● **Objective**: Gather all lines from the material that contain the word "high".

Items listed in a dataset:
_ _ _ _ _ _ _

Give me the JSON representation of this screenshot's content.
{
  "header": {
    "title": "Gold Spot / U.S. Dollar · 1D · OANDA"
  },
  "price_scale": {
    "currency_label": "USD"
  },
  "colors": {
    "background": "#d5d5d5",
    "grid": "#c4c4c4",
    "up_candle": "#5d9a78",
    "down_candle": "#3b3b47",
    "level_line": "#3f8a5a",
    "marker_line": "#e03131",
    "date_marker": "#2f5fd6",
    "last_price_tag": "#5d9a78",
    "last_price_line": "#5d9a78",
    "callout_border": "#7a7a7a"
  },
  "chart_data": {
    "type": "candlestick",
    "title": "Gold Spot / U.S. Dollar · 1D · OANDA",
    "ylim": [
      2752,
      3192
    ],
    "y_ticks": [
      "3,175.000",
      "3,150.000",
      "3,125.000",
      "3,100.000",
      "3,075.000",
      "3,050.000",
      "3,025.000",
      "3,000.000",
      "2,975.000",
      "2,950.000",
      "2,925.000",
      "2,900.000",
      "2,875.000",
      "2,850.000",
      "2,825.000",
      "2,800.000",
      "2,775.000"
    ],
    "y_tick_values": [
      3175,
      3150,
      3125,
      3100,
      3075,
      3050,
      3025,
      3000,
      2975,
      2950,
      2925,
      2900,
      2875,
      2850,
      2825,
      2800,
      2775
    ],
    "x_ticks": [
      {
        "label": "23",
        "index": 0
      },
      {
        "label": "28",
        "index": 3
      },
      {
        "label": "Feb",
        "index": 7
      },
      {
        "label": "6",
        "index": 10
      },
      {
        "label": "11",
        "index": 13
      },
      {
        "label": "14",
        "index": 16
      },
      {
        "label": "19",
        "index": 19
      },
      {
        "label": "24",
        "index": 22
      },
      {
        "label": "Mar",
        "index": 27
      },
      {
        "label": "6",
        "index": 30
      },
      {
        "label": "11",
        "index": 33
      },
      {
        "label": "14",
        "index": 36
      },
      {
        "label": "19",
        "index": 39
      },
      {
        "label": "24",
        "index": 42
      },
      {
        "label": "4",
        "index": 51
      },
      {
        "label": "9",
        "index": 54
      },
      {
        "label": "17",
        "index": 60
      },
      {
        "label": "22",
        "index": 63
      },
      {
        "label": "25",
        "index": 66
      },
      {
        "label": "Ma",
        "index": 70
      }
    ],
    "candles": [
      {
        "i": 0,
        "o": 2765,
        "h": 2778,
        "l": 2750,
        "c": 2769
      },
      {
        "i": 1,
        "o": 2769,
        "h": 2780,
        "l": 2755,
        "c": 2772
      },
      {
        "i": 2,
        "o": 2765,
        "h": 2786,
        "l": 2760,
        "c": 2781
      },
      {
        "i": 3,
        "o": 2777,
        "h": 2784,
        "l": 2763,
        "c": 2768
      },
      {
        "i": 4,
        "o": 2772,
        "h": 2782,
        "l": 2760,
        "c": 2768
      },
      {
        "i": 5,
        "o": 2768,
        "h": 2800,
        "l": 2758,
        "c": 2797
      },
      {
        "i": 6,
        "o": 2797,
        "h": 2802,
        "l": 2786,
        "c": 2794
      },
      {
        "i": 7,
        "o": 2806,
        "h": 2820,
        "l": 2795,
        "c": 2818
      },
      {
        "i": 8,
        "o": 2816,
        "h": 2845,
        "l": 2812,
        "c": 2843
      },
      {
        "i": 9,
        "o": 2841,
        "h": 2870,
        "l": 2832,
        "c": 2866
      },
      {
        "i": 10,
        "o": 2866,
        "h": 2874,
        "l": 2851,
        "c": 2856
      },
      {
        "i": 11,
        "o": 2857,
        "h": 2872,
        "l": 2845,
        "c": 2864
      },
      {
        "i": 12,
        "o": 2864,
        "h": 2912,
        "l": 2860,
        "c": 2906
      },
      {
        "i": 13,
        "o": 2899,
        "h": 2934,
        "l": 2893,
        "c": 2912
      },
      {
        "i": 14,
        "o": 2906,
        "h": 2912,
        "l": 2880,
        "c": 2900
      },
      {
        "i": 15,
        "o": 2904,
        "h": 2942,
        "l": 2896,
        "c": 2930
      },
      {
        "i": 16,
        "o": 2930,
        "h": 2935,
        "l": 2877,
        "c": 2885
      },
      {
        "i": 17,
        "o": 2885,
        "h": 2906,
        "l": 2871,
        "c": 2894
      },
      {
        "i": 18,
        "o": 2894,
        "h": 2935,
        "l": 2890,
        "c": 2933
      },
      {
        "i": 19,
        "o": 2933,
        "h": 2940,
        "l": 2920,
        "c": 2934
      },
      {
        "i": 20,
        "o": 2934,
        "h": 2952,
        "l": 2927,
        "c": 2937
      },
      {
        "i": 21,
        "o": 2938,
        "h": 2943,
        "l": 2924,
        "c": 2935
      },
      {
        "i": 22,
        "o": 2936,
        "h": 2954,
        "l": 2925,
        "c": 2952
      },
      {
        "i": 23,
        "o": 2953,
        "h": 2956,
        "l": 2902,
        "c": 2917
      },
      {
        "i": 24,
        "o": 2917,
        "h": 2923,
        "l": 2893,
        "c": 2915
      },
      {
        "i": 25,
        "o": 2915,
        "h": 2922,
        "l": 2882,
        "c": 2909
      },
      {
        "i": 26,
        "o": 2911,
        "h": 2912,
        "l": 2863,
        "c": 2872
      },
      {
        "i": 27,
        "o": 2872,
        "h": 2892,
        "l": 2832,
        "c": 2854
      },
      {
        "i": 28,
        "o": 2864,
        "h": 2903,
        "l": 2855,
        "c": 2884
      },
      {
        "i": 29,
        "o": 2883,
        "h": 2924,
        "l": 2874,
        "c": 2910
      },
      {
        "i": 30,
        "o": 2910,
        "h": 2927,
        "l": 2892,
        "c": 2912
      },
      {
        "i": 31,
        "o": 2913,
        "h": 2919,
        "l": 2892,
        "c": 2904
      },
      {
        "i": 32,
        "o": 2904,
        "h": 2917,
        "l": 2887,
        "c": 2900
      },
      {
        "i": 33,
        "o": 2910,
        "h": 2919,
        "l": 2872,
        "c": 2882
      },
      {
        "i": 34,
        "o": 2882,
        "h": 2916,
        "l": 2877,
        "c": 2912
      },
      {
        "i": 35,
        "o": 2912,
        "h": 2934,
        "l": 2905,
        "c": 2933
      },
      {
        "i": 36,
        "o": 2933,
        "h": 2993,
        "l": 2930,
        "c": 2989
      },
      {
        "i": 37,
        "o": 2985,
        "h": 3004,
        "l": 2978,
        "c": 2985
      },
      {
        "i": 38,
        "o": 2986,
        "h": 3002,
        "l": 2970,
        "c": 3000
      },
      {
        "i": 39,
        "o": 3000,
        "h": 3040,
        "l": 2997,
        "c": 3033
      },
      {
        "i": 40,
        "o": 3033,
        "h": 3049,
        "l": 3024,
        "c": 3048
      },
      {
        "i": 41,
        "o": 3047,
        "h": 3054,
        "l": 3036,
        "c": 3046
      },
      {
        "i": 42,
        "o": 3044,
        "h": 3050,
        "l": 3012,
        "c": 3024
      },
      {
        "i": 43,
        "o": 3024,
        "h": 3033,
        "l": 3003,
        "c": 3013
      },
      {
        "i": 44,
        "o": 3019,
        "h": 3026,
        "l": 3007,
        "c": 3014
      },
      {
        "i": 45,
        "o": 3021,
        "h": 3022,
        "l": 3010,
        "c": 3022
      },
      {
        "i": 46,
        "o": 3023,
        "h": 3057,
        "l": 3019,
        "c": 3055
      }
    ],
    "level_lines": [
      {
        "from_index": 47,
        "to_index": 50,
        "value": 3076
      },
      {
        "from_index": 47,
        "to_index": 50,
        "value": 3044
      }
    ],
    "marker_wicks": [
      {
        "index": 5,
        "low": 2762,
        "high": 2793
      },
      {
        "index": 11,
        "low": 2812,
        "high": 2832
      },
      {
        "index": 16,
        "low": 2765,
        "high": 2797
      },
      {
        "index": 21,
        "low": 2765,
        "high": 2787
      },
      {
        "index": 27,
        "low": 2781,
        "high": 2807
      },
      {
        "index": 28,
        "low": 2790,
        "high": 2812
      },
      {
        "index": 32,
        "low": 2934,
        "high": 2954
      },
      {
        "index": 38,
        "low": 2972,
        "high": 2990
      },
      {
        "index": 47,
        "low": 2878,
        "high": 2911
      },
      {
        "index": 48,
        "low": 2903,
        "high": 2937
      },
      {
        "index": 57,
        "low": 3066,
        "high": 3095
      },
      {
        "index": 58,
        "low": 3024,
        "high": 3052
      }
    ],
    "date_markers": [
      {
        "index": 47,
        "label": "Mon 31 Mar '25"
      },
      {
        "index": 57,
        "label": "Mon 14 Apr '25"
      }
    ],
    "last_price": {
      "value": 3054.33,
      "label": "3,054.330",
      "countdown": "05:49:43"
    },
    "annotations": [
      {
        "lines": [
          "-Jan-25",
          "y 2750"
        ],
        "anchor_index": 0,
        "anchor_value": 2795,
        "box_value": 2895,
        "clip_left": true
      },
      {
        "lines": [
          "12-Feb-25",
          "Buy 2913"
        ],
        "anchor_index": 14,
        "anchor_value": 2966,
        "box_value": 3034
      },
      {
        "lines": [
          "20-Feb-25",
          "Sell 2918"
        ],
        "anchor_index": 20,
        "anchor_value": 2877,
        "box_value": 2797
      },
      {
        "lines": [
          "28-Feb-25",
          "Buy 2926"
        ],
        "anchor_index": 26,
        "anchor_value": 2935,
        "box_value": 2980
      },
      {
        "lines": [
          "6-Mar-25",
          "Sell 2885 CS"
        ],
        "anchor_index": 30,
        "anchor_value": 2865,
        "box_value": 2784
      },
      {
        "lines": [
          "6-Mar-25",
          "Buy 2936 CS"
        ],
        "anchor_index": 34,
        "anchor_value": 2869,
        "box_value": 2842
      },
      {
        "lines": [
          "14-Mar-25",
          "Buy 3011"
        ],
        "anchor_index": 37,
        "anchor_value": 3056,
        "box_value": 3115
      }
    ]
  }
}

_ _ _ _ _ _ _

● **Exercise answer**:
        "high": 2793
        "high": 2832
        "high": 2797
        "high": 2787
        "high": 2807
        "high": 2812
        "high": 2954
        "high": 2990
        "high": 2911
        "high": 2937
        "high": 3095
        "high": 3052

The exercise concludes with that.